— Start Data provided —
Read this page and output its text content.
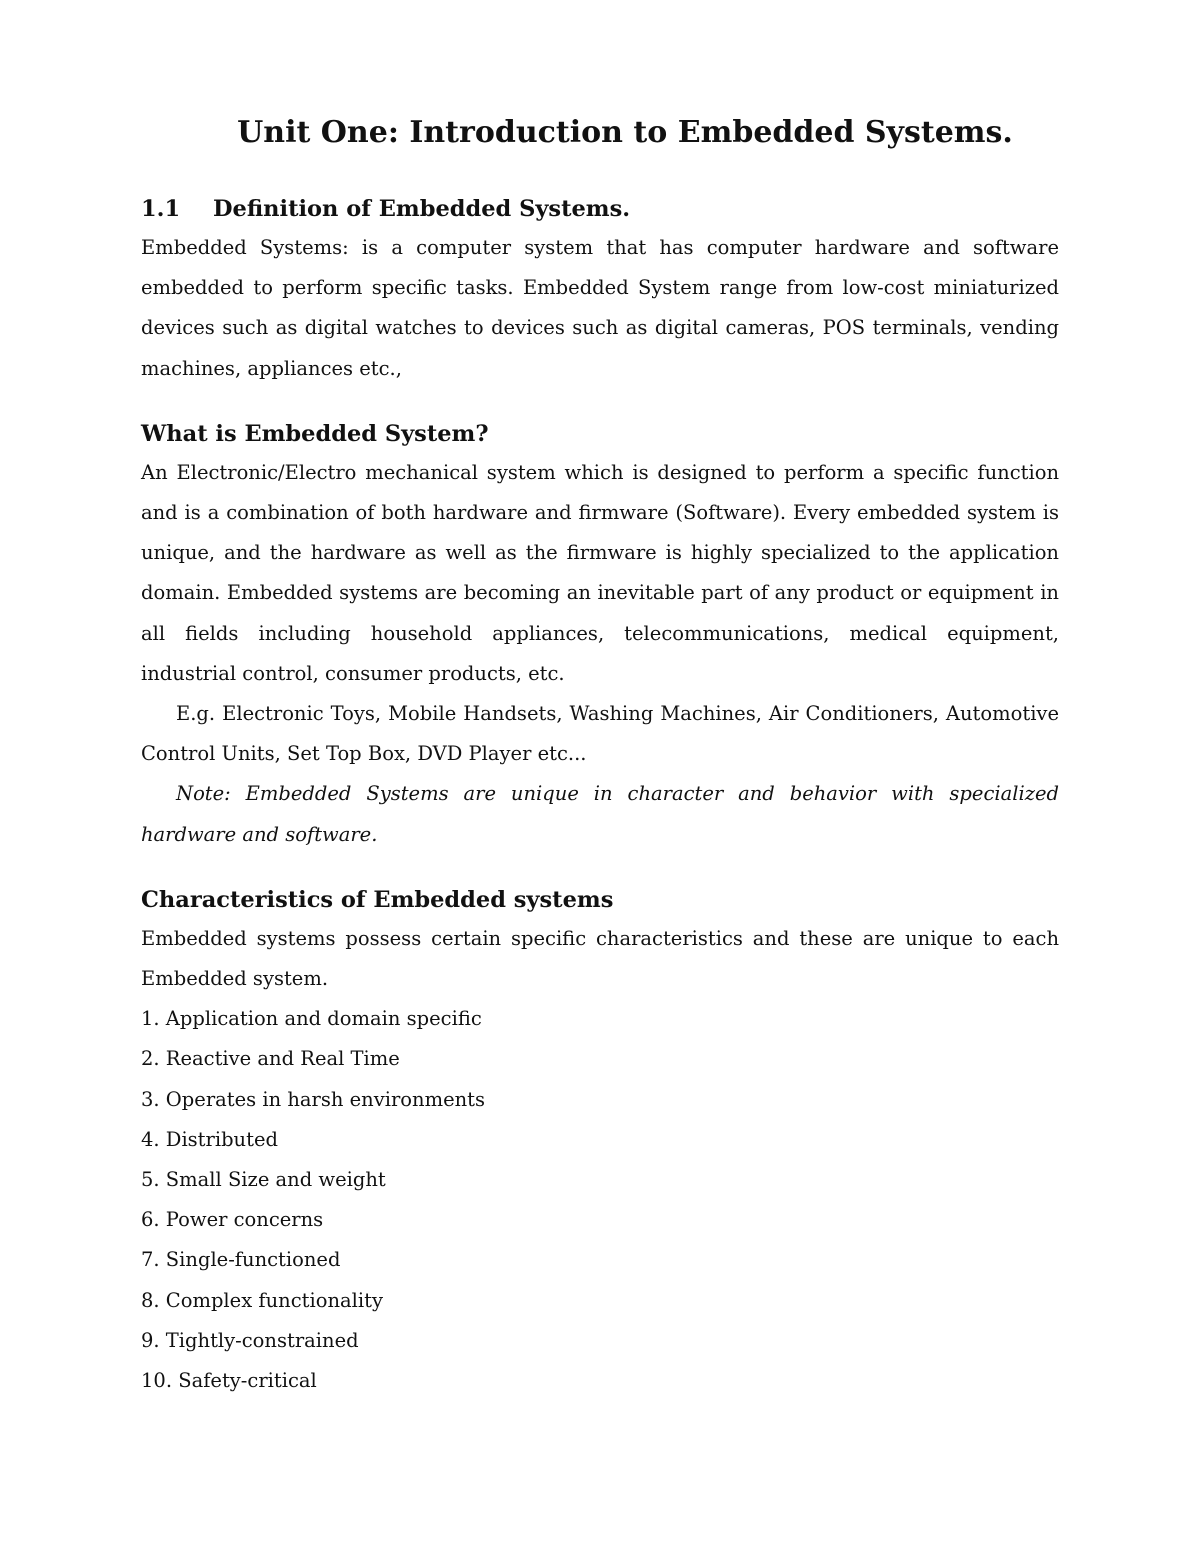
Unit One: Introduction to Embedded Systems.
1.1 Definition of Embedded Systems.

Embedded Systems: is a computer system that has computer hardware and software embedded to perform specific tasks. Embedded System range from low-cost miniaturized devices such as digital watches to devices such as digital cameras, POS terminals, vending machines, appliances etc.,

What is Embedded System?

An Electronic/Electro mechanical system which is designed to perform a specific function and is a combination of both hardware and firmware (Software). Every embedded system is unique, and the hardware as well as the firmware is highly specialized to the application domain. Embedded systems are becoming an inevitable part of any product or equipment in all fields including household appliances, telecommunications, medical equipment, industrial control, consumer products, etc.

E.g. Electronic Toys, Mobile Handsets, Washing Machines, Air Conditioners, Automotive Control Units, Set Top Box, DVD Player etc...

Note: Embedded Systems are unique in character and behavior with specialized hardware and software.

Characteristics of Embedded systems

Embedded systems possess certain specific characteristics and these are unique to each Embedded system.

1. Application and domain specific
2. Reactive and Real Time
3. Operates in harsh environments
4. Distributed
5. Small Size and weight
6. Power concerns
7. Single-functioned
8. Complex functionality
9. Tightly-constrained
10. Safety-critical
— End Data provided —
**Exercise**
Produce an exact copy of each line of data, skipping embedded images.

**Final result**
Read this page and output its text content.
Unit One: Introduction to Embedded Systems.
1.1 Definition of Embedded Systems.

Embedded Systems: is a computer system that has computer hardware and software embedded to perform specific tasks. Embedded System range from low-cost miniaturized devices such as digital watches to devices such as digital cameras, POS terminals, vending machines, appliances etc.,

What is Embedded System?

An Electronic/Electro mechanical system which is designed to perform a specific function and is a combination of both hardware and firmware (Software). Every embedded system is unique, and the hardware as well as the firmware is highly specialized to the application domain. Embedded systems are becoming an inevitable part of any product or equipment in all fields including household appliances, telecommunications, medical equipment, industrial control, consumer products, etc.

E.g. Electronic Toys, Mobile Handsets, Washing Machines, Air Conditioners, Automotive Control Units, Set Top Box, DVD Player etc...

Note: Embedded Systems are unique in character and behavior with specialized hardware and software.

Characteristics of Embedded systems

Embedded systems possess certain specific characteristics and these are unique to each Embedded system.

1. Application and domain specific
2. Reactive and Real Time
3. Operates in harsh environments
4. Distributed
5. Small Size and weight
6. Power concerns
7. Single-functioned
8. Complex functionality
9. Tightly-constrained
10. Safety-critical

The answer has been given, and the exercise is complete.